-- begin --
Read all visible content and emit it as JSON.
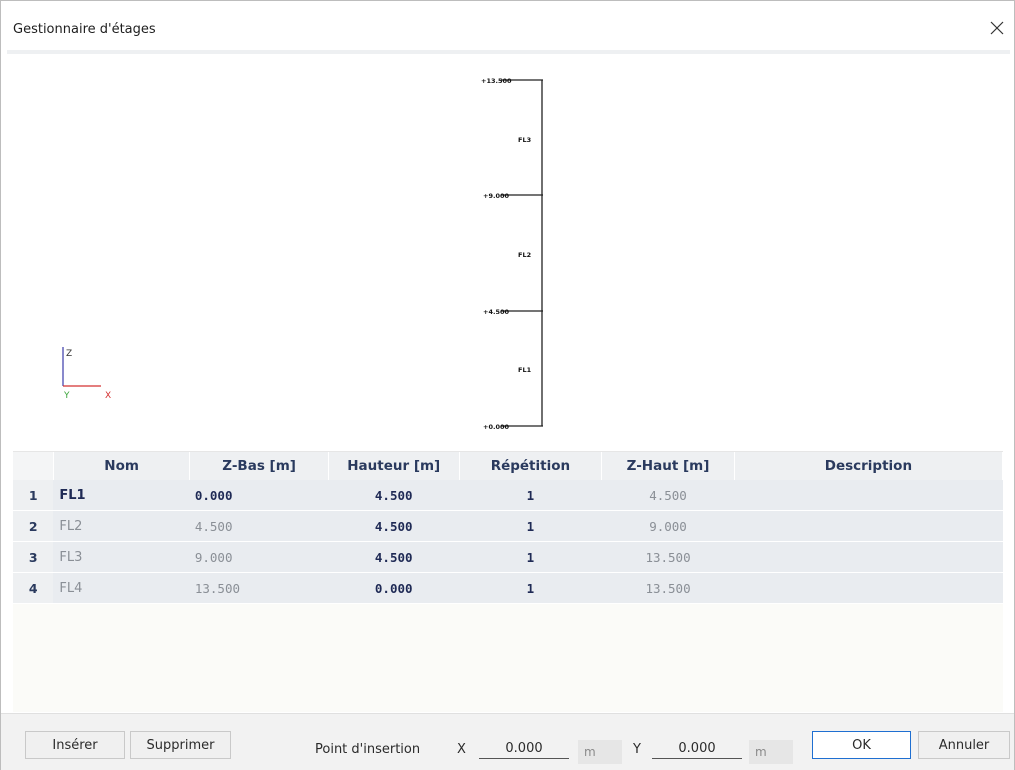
{
  "window": {
    "title": "Gestionnaire d'étages"
  },
  "diagram": {
    "levels": [
      {
        "label": "+13.500"
      },
      {
        "label": "+9.000"
      },
      {
        "label": "+4.500"
      },
      {
        "label": "+0.000"
      }
    ],
    "floor_labels": [
      "FL3",
      "FL2",
      "FL1"
    ],
    "axes": {
      "z": "Z",
      "y": "Y",
      "x": "X"
    }
  },
  "table": {
    "headers": [
      "Nom",
      "Z-Bas [m]",
      "Hauteur [m]",
      "Répétition",
      "Z-Haut [m]",
      "Description"
    ],
    "rows": [
      {
        "num": "1",
        "nom": "FL1",
        "zbas": "0.000",
        "hauteur": "4.500",
        "repetition": "1",
        "zhaut": "4.500",
        "description": ""
      },
      {
        "num": "2",
        "nom": "FL2",
        "zbas": "4.500",
        "hauteur": "4.500",
        "repetition": "1",
        "zhaut": "9.000",
        "description": ""
      },
      {
        "num": "3",
        "nom": "FL3",
        "zbas": "9.000",
        "hauteur": "4.500",
        "repetition": "1",
        "zhaut": "13.500",
        "description": ""
      },
      {
        "num": "4",
        "nom": "FL4",
        "zbas": "13.500",
        "hauteur": "0.000",
        "repetition": "1",
        "zhaut": "13.500",
        "description": ""
      }
    ]
  },
  "footer": {
    "insert_label": "Insérer",
    "delete_label": "Supprimer",
    "insertion_point_label": "Point d'insertion",
    "x_label": "X",
    "x_value": "0.000",
    "x_unit": "m",
    "y_label": "Y",
    "y_value": "0.000",
    "y_unit": "m",
    "ok_label": "OK",
    "cancel_label": "Annuler"
  }
}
-- end --
GIVEN EXERCISE: In the listing above, locate each line with "zbas" and copy it.

RIGHT ANSWER:
        "zbas": "0.000",
        "zbas": "4.500",
        "zbas": "9.000",
        "zbas": "13.500",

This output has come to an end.